Stored records
────────────────
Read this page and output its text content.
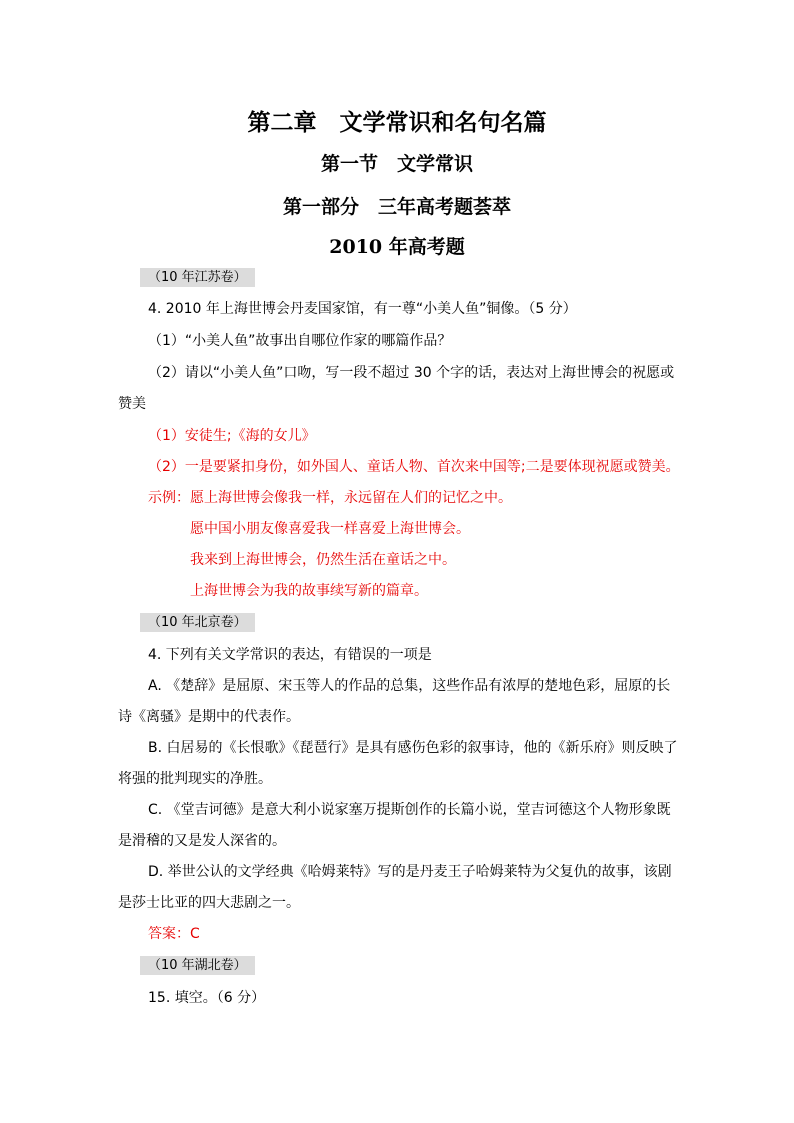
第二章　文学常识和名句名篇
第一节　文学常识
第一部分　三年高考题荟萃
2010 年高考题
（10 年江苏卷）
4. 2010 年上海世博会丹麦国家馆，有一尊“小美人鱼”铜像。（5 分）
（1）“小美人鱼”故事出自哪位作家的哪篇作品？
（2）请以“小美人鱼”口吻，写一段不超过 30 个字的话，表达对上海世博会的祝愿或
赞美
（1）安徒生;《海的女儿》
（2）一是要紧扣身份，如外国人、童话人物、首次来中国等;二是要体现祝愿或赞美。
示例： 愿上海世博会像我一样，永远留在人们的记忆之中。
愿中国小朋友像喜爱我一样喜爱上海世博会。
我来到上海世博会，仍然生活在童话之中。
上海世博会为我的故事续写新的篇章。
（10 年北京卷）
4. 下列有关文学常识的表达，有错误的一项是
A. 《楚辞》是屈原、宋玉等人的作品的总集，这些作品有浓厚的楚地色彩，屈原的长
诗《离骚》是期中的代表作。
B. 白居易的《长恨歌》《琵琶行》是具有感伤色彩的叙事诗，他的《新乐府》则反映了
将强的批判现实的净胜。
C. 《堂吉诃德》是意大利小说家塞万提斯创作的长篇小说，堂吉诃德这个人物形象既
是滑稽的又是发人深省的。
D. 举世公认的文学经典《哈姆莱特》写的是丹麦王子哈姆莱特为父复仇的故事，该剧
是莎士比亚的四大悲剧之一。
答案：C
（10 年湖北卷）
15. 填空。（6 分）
────────────────
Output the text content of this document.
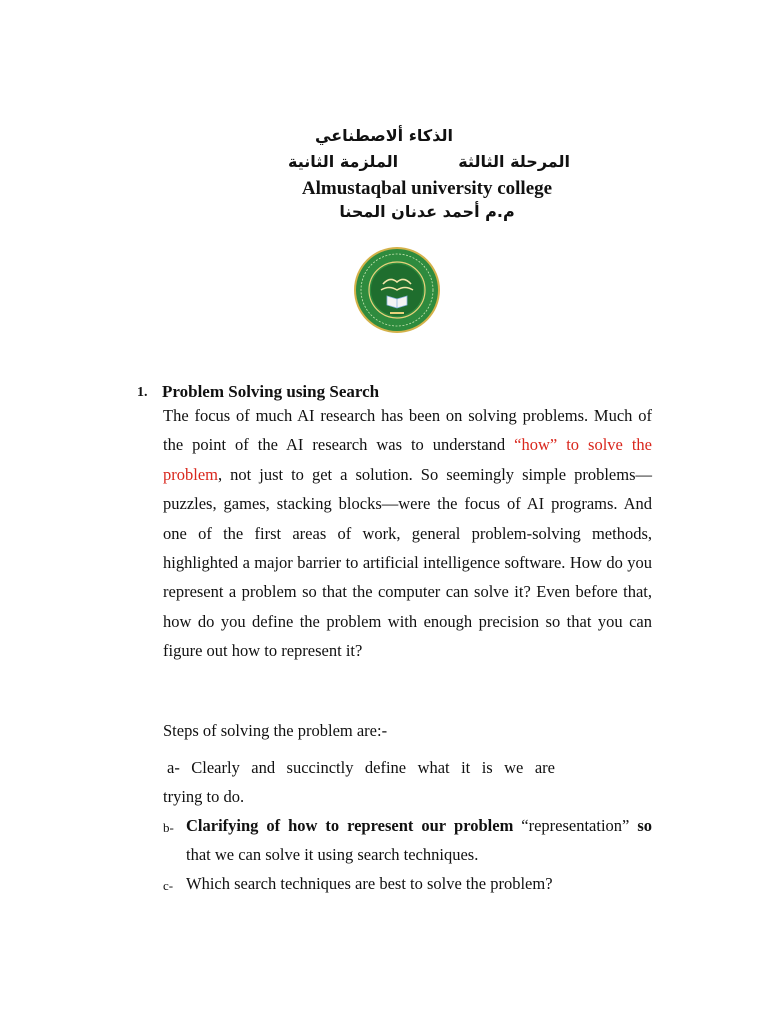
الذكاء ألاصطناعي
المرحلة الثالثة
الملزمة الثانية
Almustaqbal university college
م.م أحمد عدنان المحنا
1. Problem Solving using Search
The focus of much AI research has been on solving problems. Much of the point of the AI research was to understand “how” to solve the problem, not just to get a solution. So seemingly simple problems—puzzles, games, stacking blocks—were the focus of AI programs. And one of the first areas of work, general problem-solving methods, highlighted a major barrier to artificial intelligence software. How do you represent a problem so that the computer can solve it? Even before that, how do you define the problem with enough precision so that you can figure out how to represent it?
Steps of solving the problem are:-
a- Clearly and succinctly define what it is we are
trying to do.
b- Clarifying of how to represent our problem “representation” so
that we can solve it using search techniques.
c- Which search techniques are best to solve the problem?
────────────────
| Written task |
Collect the lines that hold "this".

| Complete response |
Read this page and output its text content.
Output the text content of this document.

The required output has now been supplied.